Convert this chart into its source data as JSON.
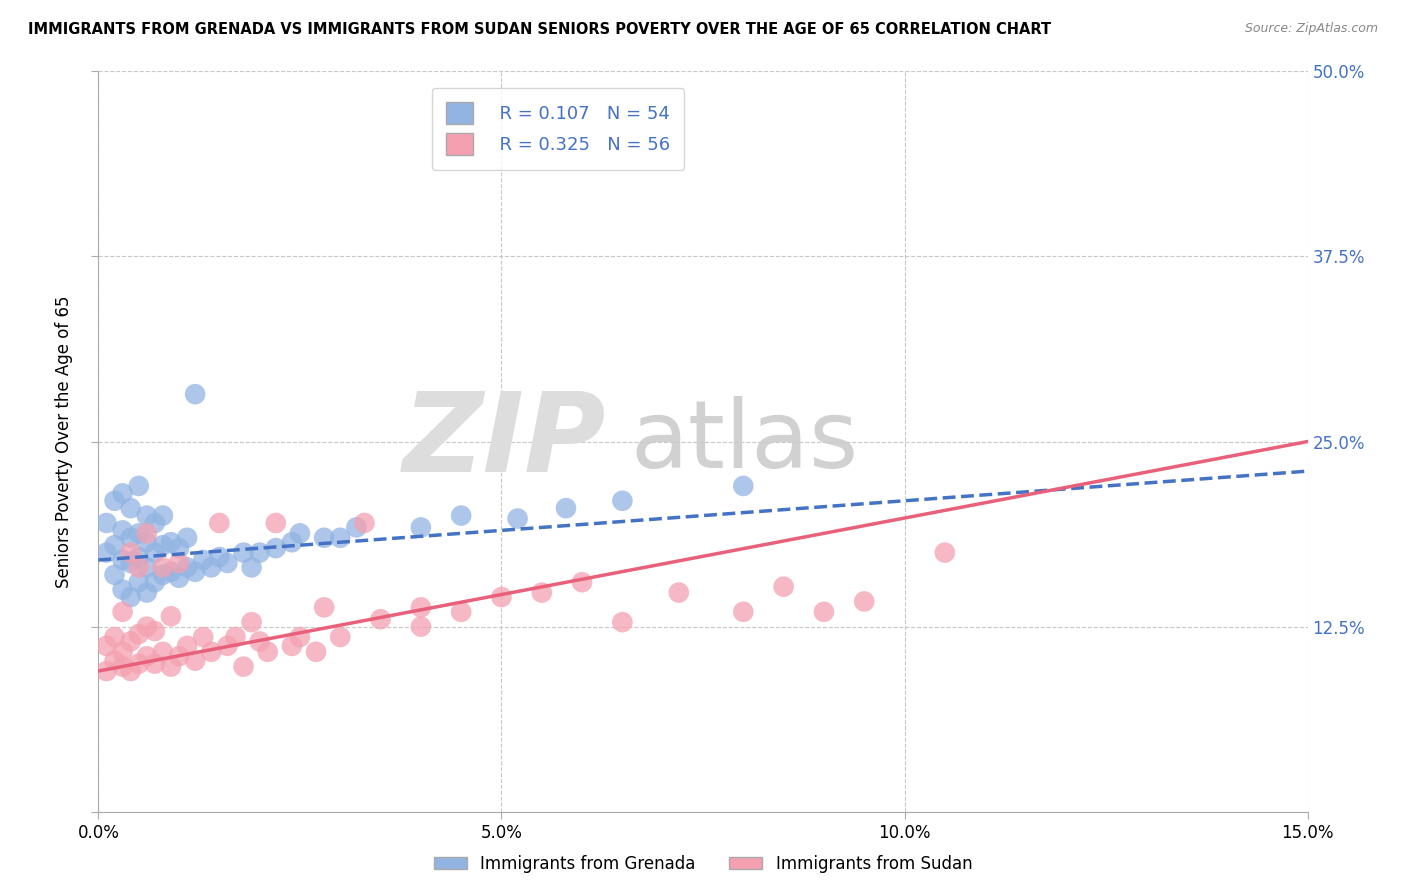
{
  "title": "IMMIGRANTS FROM GRENADA VS IMMIGRANTS FROM SUDAN SENIORS POVERTY OVER THE AGE OF 65 CORRELATION CHART",
  "source": "Source: ZipAtlas.com",
  "ylabel": "Seniors Poverty Over the Age of 65",
  "xlim": [
    0.0,
    0.15
  ],
  "ylim": [
    0.0,
    0.5
  ],
  "xticks": [
    0.0,
    0.05,
    0.1,
    0.15
  ],
  "xticklabels": [
    "0.0%",
    "",
    "5.0%",
    "",
    "10.0%",
    "",
    "15.0%"
  ],
  "yticks": [
    0.0,
    0.125,
    0.25,
    0.375,
    0.5
  ],
  "right_yticklabels": [
    "",
    "12.5%",
    "25.0%",
    "37.5%",
    "50.0%"
  ],
  "grenada_R": 0.107,
  "grenada_N": 54,
  "sudan_R": 0.325,
  "sudan_N": 56,
  "grenada_color": "#92b4e3",
  "sudan_color": "#f4a0b0",
  "grenada_line_color": "#4472c4",
  "sudan_line_color": "#e8607a",
  "background_color": "#ffffff",
  "grid_color": "#c8c8c8",
  "legend_labels": [
    "Immigrants from Grenada",
    "Immigrants from Sudan"
  ],
  "grenada_x": [
    0.001,
    0.001,
    0.002,
    0.002,
    0.002,
    0.003,
    0.003,
    0.003,
    0.003,
    0.004,
    0.004,
    0.004,
    0.004,
    0.005,
    0.005,
    0.005,
    0.005,
    0.006,
    0.006,
    0.006,
    0.006,
    0.007,
    0.007,
    0.007,
    0.008,
    0.008,
    0.008,
    0.009,
    0.009,
    0.01,
    0.01,
    0.011,
    0.011,
    0.012,
    0.012,
    0.013,
    0.014,
    0.015,
    0.016,
    0.018,
    0.019,
    0.02,
    0.022,
    0.024,
    0.025,
    0.028,
    0.03,
    0.032,
    0.04,
    0.045,
    0.052,
    0.058,
    0.065,
    0.08
  ],
  "grenada_y": [
    0.175,
    0.195,
    0.16,
    0.18,
    0.21,
    0.15,
    0.17,
    0.19,
    0.215,
    0.145,
    0.168,
    0.185,
    0.205,
    0.155,
    0.172,
    0.188,
    0.22,
    0.148,
    0.165,
    0.182,
    0.2,
    0.155,
    0.175,
    0.195,
    0.16,
    0.18,
    0.2,
    0.162,
    0.182,
    0.158,
    0.178,
    0.165,
    0.185,
    0.162,
    0.282,
    0.17,
    0.165,
    0.172,
    0.168,
    0.175,
    0.165,
    0.175,
    0.178,
    0.182,
    0.188,
    0.185,
    0.185,
    0.192,
    0.192,
    0.2,
    0.198,
    0.205,
    0.21,
    0.22
  ],
  "sudan_x": [
    0.001,
    0.001,
    0.002,
    0.002,
    0.003,
    0.003,
    0.003,
    0.004,
    0.004,
    0.004,
    0.005,
    0.005,
    0.005,
    0.006,
    0.006,
    0.006,
    0.007,
    0.007,
    0.008,
    0.008,
    0.009,
    0.009,
    0.01,
    0.01,
    0.011,
    0.012,
    0.013,
    0.014,
    0.015,
    0.016,
    0.017,
    0.018,
    0.019,
    0.02,
    0.021,
    0.022,
    0.024,
    0.025,
    0.027,
    0.028,
    0.03,
    0.033,
    0.035,
    0.04,
    0.04,
    0.045,
    0.05,
    0.055,
    0.06,
    0.065,
    0.072,
    0.08,
    0.085,
    0.09,
    0.095,
    0.105
  ],
  "sudan_y": [
    0.095,
    0.112,
    0.102,
    0.118,
    0.098,
    0.108,
    0.135,
    0.095,
    0.115,
    0.175,
    0.1,
    0.12,
    0.165,
    0.105,
    0.125,
    0.188,
    0.1,
    0.122,
    0.108,
    0.165,
    0.098,
    0.132,
    0.105,
    0.168,
    0.112,
    0.102,
    0.118,
    0.108,
    0.195,
    0.112,
    0.118,
    0.098,
    0.128,
    0.115,
    0.108,
    0.195,
    0.112,
    0.118,
    0.108,
    0.138,
    0.118,
    0.195,
    0.13,
    0.138,
    0.125,
    0.135,
    0.145,
    0.148,
    0.155,
    0.128,
    0.148,
    0.135,
    0.152,
    0.135,
    0.142,
    0.175
  ]
}
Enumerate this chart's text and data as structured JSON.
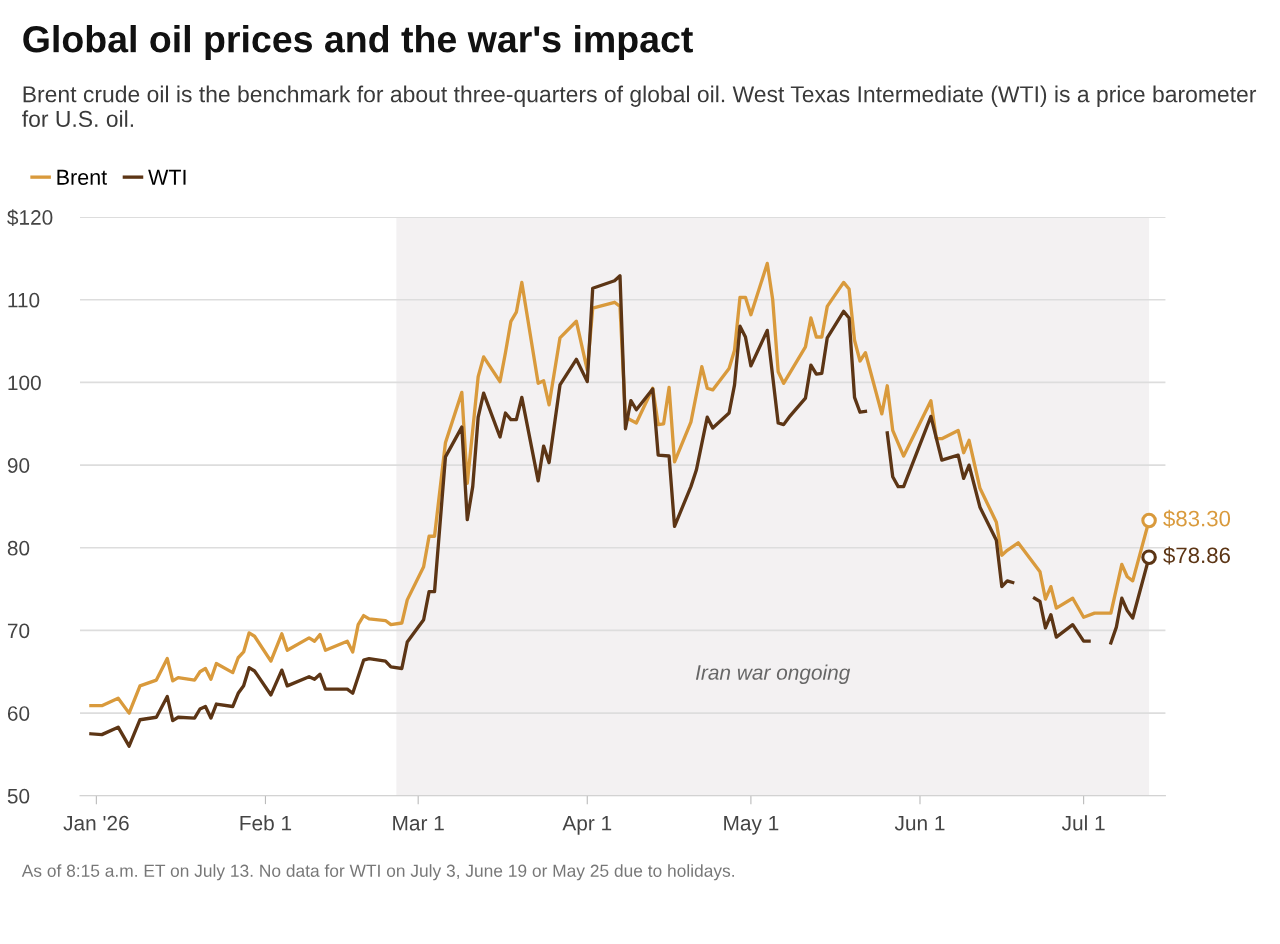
{
  "chart_data": {
    "type": "line",
    "title": "Global oil prices and the war's impact",
    "subtitle": "Brent crude oil is the benchmark for about three-quarters of global oil. West Texas Intermediate (WTI) is a price barometer for U.S. oil.",
    "annotations": [
      "As of 8:15 a.m. ET on July 13. No data for WTI on July 3, June 19 or May 25 due to holidays."
    ],
    "series": [
      {
        "name": "Brent",
        "color": "#d99a3c",
        "x": [
          "2025-12-31",
          "2026-01-02",
          "2026-01-05",
          "2026-01-07",
          "2026-01-09",
          "2026-01-12",
          "2026-01-14",
          "2026-01-15",
          "2026-01-16",
          "2026-01-19",
          "2026-01-20",
          "2026-01-21",
          "2026-01-22",
          "2026-01-23",
          "2026-01-26",
          "2026-01-27",
          "2026-01-28",
          "2026-01-29",
          "2026-01-30",
          "2026-02-02",
          "2026-02-04",
          "2026-02-05",
          "2026-02-09",
          "2026-02-10",
          "2026-02-11",
          "2026-02-12",
          "2026-02-16",
          "2026-02-17",
          "2026-02-18",
          "2026-02-19",
          "2026-02-20",
          "2026-02-23",
          "2026-02-24",
          "2026-02-26",
          "2026-02-27",
          "2026-03-02",
          "2026-03-03",
          "2026-03-04",
          "2026-03-06",
          "2026-03-09",
          "2026-03-10",
          "2026-03-12",
          "2026-03-13",
          "2026-03-16",
          "2026-03-17",
          "2026-03-18",
          "2026-03-19",
          "2026-03-20",
          "2026-03-23",
          "2026-03-24",
          "2026-03-25",
          "2026-03-27",
          "2026-03-30",
          "2026-04-01",
          "2026-04-02",
          "2026-04-06",
          "2026-04-07",
          "2026-04-08",
          "2026-04-10",
          "2026-04-13",
          "2026-04-14",
          "2026-04-15",
          "2026-04-16",
          "2026-04-17",
          "2026-04-20",
          "2026-04-22",
          "2026-04-23",
          "2026-04-24",
          "2026-04-27",
          "2026-04-28",
          "2026-04-29",
          "2026-04-30",
          "2026-05-01",
          "2026-05-04",
          "2026-05-05",
          "2026-05-06",
          "2026-05-07",
          "2026-05-11",
          "2026-05-12",
          "2026-05-13",
          "2026-05-14",
          "2026-05-15",
          "2026-05-18",
          "2026-05-19",
          "2026-05-20",
          "2026-05-21",
          "2026-05-22",
          "2026-05-25",
          "2026-05-26",
          "2026-05-27",
          "2026-05-29",
          "2026-06-03",
          "2026-06-04",
          "2026-06-05",
          "2026-06-08",
          "2026-06-09",
          "2026-06-10",
          "2026-06-12",
          "2026-06-15",
          "2026-06-16",
          "2026-06-17",
          "2026-06-19",
          "2026-06-23",
          "2026-06-24",
          "2026-06-25",
          "2026-06-26",
          "2026-06-29",
          "2026-07-01",
          "2026-07-03",
          "2026-07-06",
          "2026-07-08",
          "2026-07-09",
          "2026-07-10",
          "2026-07-13"
        ],
        "values": [
          60.9,
          60.9,
          61.8,
          60.0,
          63.3,
          64.0,
          66.6,
          63.9,
          64.3,
          64.0,
          65.0,
          65.4,
          64.1,
          66.0,
          64.9,
          66.7,
          67.4,
          69.7,
          69.3,
          66.3,
          69.6,
          67.6,
          69.1,
          68.7,
          69.5,
          67.6,
          68.7,
          67.4,
          70.7,
          71.8,
          71.4,
          71.2,
          70.7,
          70.9,
          73.7,
          77.7,
          81.4,
          81.4,
          92.7,
          98.8,
          87.8,
          100.7,
          103.1,
          100.1,
          103.6,
          107.4,
          108.5,
          112.1,
          99.9,
          100.2,
          97.3,
          105.4,
          107.4,
          101.5,
          109.0,
          109.7,
          109.2,
          95.8,
          95.1,
          99.3,
          94.9,
          95.0,
          99.4,
          90.4,
          95.2,
          101.9,
          99.3,
          99.1,
          101.7,
          103.9,
          110.3,
          110.3,
          108.2,
          114.4,
          110.0,
          101.3,
          99.9,
          104.3,
          107.8,
          105.5,
          105.5,
          109.2,
          112.1,
          111.3,
          105.1,
          102.6,
          103.6,
          96.2,
          99.6,
          94.2,
          91.1,
          97.8,
          93.2,
          93.2,
          94.2,
          91.5,
          93.0,
          87.2,
          83.1,
          79.1,
          79.7,
          80.6,
          77.1,
          73.8,
          75.3,
          72.7,
          73.9,
          71.6,
          72.1,
          72.1,
          78.0,
          76.5,
          76.0,
          83.3
        ],
        "value_labels": [
          null,
          null,
          null,
          null,
          null,
          null,
          null,
          null,
          null,
          null,
          null,
          null,
          null,
          null,
          null,
          null,
          null,
          null,
          null,
          null,
          null,
          null,
          null,
          null,
          null,
          null,
          null,
          null,
          null,
          null,
          null,
          null,
          null,
          null,
          null,
          null,
          null,
          null,
          null,
          null,
          null,
          null,
          null,
          null,
          null,
          null,
          null,
          null,
          null,
          null,
          null,
          null,
          null,
          null,
          null,
          null,
          null,
          null,
          null,
          null,
          null,
          null,
          null,
          null,
          null,
          null,
          null,
          null,
          null,
          null,
          null,
          null,
          null,
          null,
          null,
          null,
          null,
          null,
          null,
          null,
          null,
          null,
          null,
          null,
          null,
          null,
          null,
          null,
          null,
          null,
          null,
          null,
          null,
          null,
          null,
          null,
          null,
          null,
          null,
          null,
          null,
          null,
          null,
          null,
          null,
          null,
          null,
          null,
          null,
          null,
          null,
          null,
          null,
          "$83.30"
        ]
      },
      {
        "name": "WTI",
        "color": "#5c3515",
        "x": [
          "2025-12-31",
          "2026-01-02",
          "2026-01-05",
          "2026-01-07",
          "2026-01-09",
          "2026-01-12",
          "2026-01-14",
          "2026-01-15",
          "2026-01-16",
          "2026-01-19",
          "2026-01-20",
          "2026-01-21",
          "2026-01-22",
          "2026-01-23",
          "2026-01-26",
          "2026-01-27",
          "2026-01-28",
          "2026-01-29",
          "2026-01-30",
          "2026-02-02",
          "2026-02-04",
          "2026-02-05",
          "2026-02-09",
          "2026-02-10",
          "2026-02-11",
          "2026-02-12",
          "2026-02-16",
          "2026-02-17",
          "2026-02-19",
          "2026-02-20",
          "2026-02-23",
          "2026-02-24",
          "2026-02-26",
          "2026-02-27",
          "2026-03-02",
          "2026-03-03",
          "2026-03-04",
          "2026-03-06",
          "2026-03-09",
          "2026-03-10",
          "2026-03-11",
          "2026-03-12",
          "2026-03-13",
          "2026-03-16",
          "2026-03-17",
          "2026-03-18",
          "2026-03-19",
          "2026-03-20",
          "2026-03-23",
          "2026-03-24",
          "2026-03-25",
          "2026-03-27",
          "2026-03-30",
          "2026-04-01",
          "2026-04-02",
          "2026-04-06",
          "2026-04-07",
          "2026-04-08",
          "2026-04-09",
          "2026-04-10",
          "2026-04-13",
          "2026-04-14",
          "2026-04-16",
          "2026-04-17",
          "2026-04-20",
          "2026-04-21",
          "2026-04-23",
          "2026-04-24",
          "2026-04-27",
          "2026-04-28",
          "2026-04-29",
          "2026-04-30",
          "2026-05-01",
          "2026-05-04",
          "2026-05-06",
          "2026-05-07",
          "2026-05-08",
          "2026-05-11",
          "2026-05-12",
          "2026-05-13",
          "2026-05-14",
          "2026-05-15",
          "2026-05-18",
          "2026-05-19",
          "2026-05-20",
          "2026-05-21",
          "2026-05-22",
          "2026-05-25",
          "2026-05-26",
          "2026-05-27",
          "2026-05-28",
          "2026-05-29",
          "2026-06-03",
          "2026-06-05",
          "2026-06-08",
          "2026-06-09",
          "2026-06-10",
          "2026-06-12",
          "2026-06-15",
          "2026-06-16",
          "2026-06-17",
          "2026-06-18",
          "2026-06-19",
          "2026-06-22",
          "2026-06-23",
          "2026-06-24",
          "2026-06-25",
          "2026-06-26",
          "2026-06-29",
          "2026-07-01",
          "2026-07-02",
          "2026-07-03",
          "2026-07-06",
          "2026-07-07",
          "2026-07-08",
          "2026-07-09",
          "2026-07-10",
          "2026-07-13"
        ],
        "values": [
          57.5,
          57.4,
          58.3,
          56.0,
          59.2,
          59.5,
          62.0,
          59.1,
          59.5,
          59.4,
          60.5,
          60.8,
          59.4,
          61.1,
          60.8,
          62.4,
          63.3,
          65.5,
          65.1,
          62.2,
          65.2,
          63.3,
          64.4,
          64.1,
          64.7,
          62.9,
          62.9,
          62.4,
          66.4,
          66.6,
          66.3,
          65.6,
          65.4,
          68.6,
          71.3,
          74.7,
          74.7,
          91.0,
          94.6,
          83.4,
          87.4,
          95.8,
          98.7,
          93.4,
          96.3,
          95.5,
          95.5,
          98.2,
          88.1,
          92.3,
          90.3,
          99.7,
          102.8,
          100.1,
          111.4,
          112.3,
          112.9,
          94.4,
          97.8,
          96.7,
          99.2,
          91.2,
          91.1,
          82.6,
          87.4,
          89.4,
          95.8,
          94.5,
          96.3,
          99.7,
          106.8,
          105.5,
          102.0,
          106.3,
          95.1,
          94.9,
          95.8,
          98.1,
          102.1,
          101.0,
          101.1,
          105.4,
          108.6,
          107.8,
          98.2,
          96.4,
          96.5,
          null,
          93.9,
          88.6,
          87.4,
          87.4,
          95.9,
          90.6,
          91.2,
          88.4,
          90.0,
          84.9,
          80.9,
          75.3,
          76.0,
          75.8,
          null,
          73.9,
          73.5,
          70.3,
          71.9,
          69.2,
          70.7,
          68.7,
          68.7,
          null,
          68.5,
          70.4,
          73.9,
          72.4,
          71.5,
          78.86
        ],
        "value_labels": [
          null,
          null,
          null,
          null,
          null,
          null,
          null,
          null,
          null,
          null,
          null,
          null,
          null,
          null,
          null,
          null,
          null,
          null,
          null,
          null,
          null,
          null,
          null,
          null,
          null,
          null,
          null,
          null,
          null,
          null,
          null,
          null,
          null,
          null,
          null,
          null,
          null,
          null,
          null,
          null,
          null,
          null,
          null,
          null,
          null,
          null,
          null,
          null,
          null,
          null,
          null,
          null,
          null,
          null,
          null,
          null,
          null,
          null,
          null,
          null,
          null,
          null,
          null,
          null,
          null,
          null,
          null,
          null,
          null,
          null,
          null,
          null,
          null,
          null,
          null,
          null,
          null,
          null,
          null,
          null,
          null,
          null,
          null,
          null,
          null,
          null,
          null,
          null,
          null,
          null,
          null,
          null,
          null,
          null,
          null,
          null,
          null,
          null,
          null,
          null,
          null,
          null,
          null,
          null,
          null,
          null,
          null,
          null,
          null,
          null,
          null,
          null,
          null,
          null,
          null,
          null,
          null,
          "$78.86"
        ]
      }
    ],
    "xlim": [
      "2025-12-29",
      "2026-07-16"
    ],
    "xticks": [
      {
        "value": "2026-01-01",
        "label": "Jan '26"
      },
      {
        "value": "2026-02-01",
        "label": "Feb 1"
      },
      {
        "value": "2026-03-01",
        "label": "Mar 1"
      },
      {
        "value": "2026-04-01",
        "label": "Apr 1"
      },
      {
        "value": "2026-05-01",
        "label": "May 1"
      },
      {
        "value": "2026-06-01",
        "label": "Jun 1"
      },
      {
        "value": "2026-07-01",
        "label": "Jul 1"
      }
    ],
    "ylim": [
      50,
      120
    ],
    "yticks": [
      50,
      60,
      70,
      80,
      90,
      100,
      110,
      {
        "value": 120,
        "label": "$120"
      }
    ],
    "bands": [
      {
        "axis": "x",
        "from": "2026-02-25",
        "to": "2026-07-13",
        "label": "Iran war ongoing",
        "color": "#f3f1f2"
      }
    ],
    "grid": "y",
    "legend": "top left",
    "marker": "none",
    "line_style": "solid"
  }
}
********
What you are asked to do -> List the lines of the records where "Brent" occurs.

Exercise result ->
    "subtitle": "Brent crude oil is the benchmark for about three-quarters of global oil. West Texas Intermediate (WTI) is a price barometer for U.S. oil.",
        "name": "Brent",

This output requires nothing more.